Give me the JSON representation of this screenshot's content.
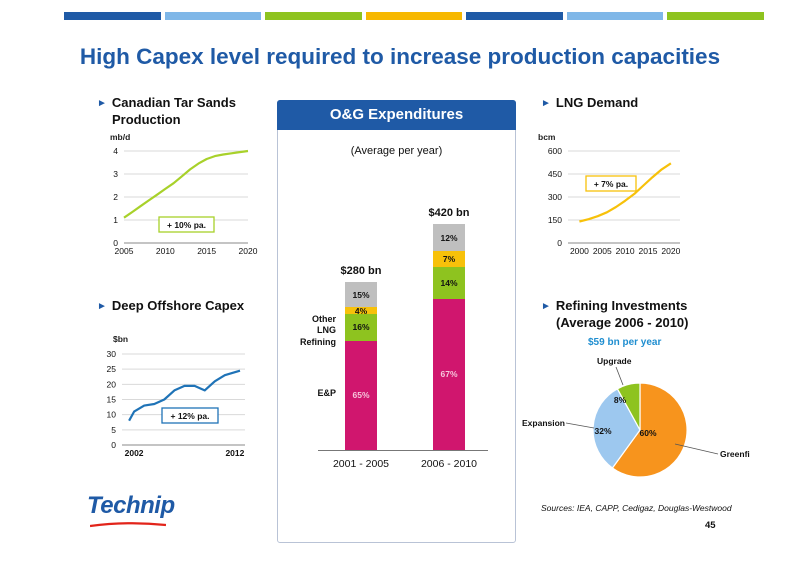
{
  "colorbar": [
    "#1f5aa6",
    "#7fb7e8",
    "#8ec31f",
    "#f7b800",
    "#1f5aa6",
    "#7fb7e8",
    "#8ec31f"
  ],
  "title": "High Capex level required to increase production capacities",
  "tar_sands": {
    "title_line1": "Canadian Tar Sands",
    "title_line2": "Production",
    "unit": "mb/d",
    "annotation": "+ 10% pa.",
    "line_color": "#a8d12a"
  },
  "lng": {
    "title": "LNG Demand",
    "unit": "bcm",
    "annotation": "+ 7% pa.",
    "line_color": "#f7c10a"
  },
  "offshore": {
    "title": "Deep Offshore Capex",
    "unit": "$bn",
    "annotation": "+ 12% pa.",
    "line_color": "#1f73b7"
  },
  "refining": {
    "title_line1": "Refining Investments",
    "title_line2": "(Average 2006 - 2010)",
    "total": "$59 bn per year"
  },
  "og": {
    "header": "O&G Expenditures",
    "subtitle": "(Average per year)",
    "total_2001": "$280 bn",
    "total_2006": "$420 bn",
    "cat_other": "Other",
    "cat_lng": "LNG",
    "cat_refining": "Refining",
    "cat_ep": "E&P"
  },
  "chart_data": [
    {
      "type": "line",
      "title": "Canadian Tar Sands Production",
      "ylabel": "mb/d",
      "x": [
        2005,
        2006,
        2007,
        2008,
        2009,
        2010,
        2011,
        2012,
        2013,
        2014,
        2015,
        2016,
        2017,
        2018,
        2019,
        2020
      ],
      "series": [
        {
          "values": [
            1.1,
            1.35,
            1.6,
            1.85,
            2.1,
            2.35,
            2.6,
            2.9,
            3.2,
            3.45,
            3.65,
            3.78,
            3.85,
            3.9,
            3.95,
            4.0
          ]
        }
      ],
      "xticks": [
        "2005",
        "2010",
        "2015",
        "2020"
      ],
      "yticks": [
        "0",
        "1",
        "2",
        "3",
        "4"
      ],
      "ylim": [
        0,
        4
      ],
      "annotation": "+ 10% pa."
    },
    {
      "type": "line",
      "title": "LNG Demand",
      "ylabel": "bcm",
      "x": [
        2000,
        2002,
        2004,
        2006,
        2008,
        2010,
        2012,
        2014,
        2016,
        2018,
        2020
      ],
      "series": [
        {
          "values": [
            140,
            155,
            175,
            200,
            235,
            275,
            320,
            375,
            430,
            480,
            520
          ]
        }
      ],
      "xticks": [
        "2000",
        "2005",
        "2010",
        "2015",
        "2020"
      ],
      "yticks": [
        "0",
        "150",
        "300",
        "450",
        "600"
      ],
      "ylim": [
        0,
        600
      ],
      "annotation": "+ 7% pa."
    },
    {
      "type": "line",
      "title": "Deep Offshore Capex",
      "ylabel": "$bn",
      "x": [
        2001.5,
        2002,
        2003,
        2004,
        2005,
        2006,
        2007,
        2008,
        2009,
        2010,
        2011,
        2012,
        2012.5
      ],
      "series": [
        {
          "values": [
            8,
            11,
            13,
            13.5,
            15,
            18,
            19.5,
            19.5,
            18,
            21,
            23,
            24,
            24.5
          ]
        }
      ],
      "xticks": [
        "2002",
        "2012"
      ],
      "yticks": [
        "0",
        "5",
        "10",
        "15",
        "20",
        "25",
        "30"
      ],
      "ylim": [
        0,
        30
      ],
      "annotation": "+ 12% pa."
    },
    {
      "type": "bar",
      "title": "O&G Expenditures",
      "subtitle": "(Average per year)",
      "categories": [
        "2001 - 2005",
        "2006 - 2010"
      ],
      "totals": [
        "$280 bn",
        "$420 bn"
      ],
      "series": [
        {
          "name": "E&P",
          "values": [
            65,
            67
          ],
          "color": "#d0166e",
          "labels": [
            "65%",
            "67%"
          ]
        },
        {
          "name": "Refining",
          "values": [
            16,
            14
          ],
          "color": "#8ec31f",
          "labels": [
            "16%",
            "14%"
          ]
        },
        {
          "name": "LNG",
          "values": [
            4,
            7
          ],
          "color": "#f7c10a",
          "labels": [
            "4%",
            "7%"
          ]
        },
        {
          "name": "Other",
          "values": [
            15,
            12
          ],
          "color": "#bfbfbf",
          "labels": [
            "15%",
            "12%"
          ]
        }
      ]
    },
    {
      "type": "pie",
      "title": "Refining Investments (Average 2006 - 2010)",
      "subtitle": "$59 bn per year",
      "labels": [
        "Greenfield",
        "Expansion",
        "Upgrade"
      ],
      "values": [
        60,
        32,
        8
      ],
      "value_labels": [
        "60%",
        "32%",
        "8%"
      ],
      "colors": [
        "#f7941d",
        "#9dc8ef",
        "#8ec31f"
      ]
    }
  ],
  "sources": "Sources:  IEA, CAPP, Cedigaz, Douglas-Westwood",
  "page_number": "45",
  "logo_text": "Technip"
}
****************************************
Stated goal:
From the entries above, extract every line where the word "Deep" appears.

Response below:
    "title": "Deep Offshore Capex",
      "title": "Deep Offshore Capex",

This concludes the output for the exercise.